• PAGE EXTRACT:
────────
Algorithmia Benchmark Tester (beta)

Algorithmia Benchmark Tester is a library for testing algorithm performance, comparing algorithms and getting statistical information for each benchmark run. The library also creates certain visualizations (not implemented yet) and gives you a high level idea of how your algorithms perform with different parameters.

Features

Can calculate the average run time and the uncertainty for the benchmark.
Can make multiple algorithm calls asynchronously, which makes very large input processing a lot easier and faster.
For each label (also known as class or category) it can calculate the accuracy, precision, recall and F1 Score. It can also calculate the general algorithm accuracy.
Can group different algorithm version together in the benchmark for easy comparison.
Not Implemented Yet Can create visualizations from results such as histograms, pie charts, etc.

1. Installation

1.1 Install from PyPi

pip install algorithmia-bench

1.2 Install from source

Build algorithmia-bench wheel:

python setup.py bdist_wheel

Install wheel manually:

pip install --user --upgrade dist/algorithmia-*.whl

2. Getting Started

2.1 Settings

Before we can run a benchmark, we need to define the settings. The settings is a dictionary object with required and optional parameters:

(Required) Algorithmia API Key.
- Format 1:
  - Key: apiKey
  - Type: String
(Required) Input. It could be any python object (String, List, Dictionary, Tuple, etc.). It should be one of the 3 formats below. Only one format can be passed at a time.
- Format 1:
  - Key: inputSingle
  - Type: inputObject
- Format 2:
  - Key: inputList
  - Type: [inputObject1, ...,inputObjectN]
- Format 3:
  - Key: inputLabelList
  - Type: [{"data":inputObject1, "label":label1}, ..., {"data":inputObjectN, "label":labelN}]
(Required) A single or group of algorithms. Can be only one of the given 2 formats.
────────
• Boxed element entries:
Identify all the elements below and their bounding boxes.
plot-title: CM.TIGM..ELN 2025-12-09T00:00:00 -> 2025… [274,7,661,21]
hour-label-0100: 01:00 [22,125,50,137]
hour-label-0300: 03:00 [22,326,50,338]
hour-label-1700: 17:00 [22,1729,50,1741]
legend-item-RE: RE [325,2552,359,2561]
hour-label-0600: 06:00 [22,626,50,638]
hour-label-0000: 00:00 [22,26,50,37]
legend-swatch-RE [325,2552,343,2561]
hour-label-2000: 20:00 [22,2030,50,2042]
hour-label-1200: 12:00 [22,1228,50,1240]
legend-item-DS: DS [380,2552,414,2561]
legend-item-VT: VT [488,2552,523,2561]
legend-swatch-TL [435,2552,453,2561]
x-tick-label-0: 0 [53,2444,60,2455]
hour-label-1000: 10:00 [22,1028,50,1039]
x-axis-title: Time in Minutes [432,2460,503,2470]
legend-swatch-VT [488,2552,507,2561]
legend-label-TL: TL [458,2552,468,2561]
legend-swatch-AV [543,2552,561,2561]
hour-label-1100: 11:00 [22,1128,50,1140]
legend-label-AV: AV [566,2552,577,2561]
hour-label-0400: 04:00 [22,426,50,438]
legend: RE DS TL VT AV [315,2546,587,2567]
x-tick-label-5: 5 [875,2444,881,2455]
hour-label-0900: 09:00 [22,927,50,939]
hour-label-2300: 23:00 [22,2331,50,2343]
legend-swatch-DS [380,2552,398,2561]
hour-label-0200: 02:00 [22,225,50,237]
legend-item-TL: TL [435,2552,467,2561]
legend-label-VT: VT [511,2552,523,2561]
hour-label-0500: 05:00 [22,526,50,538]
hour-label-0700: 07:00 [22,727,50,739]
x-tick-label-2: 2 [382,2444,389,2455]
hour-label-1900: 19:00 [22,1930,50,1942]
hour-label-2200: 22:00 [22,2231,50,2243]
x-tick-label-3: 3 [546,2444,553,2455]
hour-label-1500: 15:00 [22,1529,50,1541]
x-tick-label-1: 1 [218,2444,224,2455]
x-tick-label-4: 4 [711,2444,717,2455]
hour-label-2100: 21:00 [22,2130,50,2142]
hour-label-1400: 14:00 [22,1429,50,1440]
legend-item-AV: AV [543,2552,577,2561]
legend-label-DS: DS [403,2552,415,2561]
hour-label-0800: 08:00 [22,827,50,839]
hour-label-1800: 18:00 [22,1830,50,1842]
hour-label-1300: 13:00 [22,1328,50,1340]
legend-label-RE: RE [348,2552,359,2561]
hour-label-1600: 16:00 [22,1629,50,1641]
────────
• CHALLENGES:
A) In the benchmark tester page, what command installs the library from PyPi?
B) Reproduce word for word the part of the benchmark tester page that starts with "Algorithmia Benchmark Tester (beta)" and goes on through "for easy comparison.".
C) Summarize the benchmark tester page in two sentences.

• RESPONSES:
A) pip install algorithmia-bench

B)
Algorithmia Benchmark Tester (beta)

Algorithmia Benchmark Tester is a library for testing algorithm performance, comparing algorithms and getting statistical information for each benchmark run. The library also creates certain visualizations (not implemented yet) and gives you a high level idea of how your algorithms perform with different parameters.

Features

Can calculate the average run time and the uncertainty for the benchmark.
Can make multiple algorithm calls asynchronously, which makes very large input processing a lot easier and faster.
For each label (also known as class or category) it can calculate the accuracy, precision, recall and F1 Score. It can also calculate the general algorithm accuracy.
Can group different algorithm version together in the benchmark for easy comparison.

C) Algorithmia Benchmark Tester is a library for testing and comparing algorithm performance that calculates average run time and uncertainty, makes asynchronous calls, reports per-label accuracy, precision, recall and F1 Score, and groups algorithm versions for comparison. It can be installed from PyPi or built from source, and running a benchmark requires a settings dictionary with an API key, an input in one of three formats, and one or more algorithms.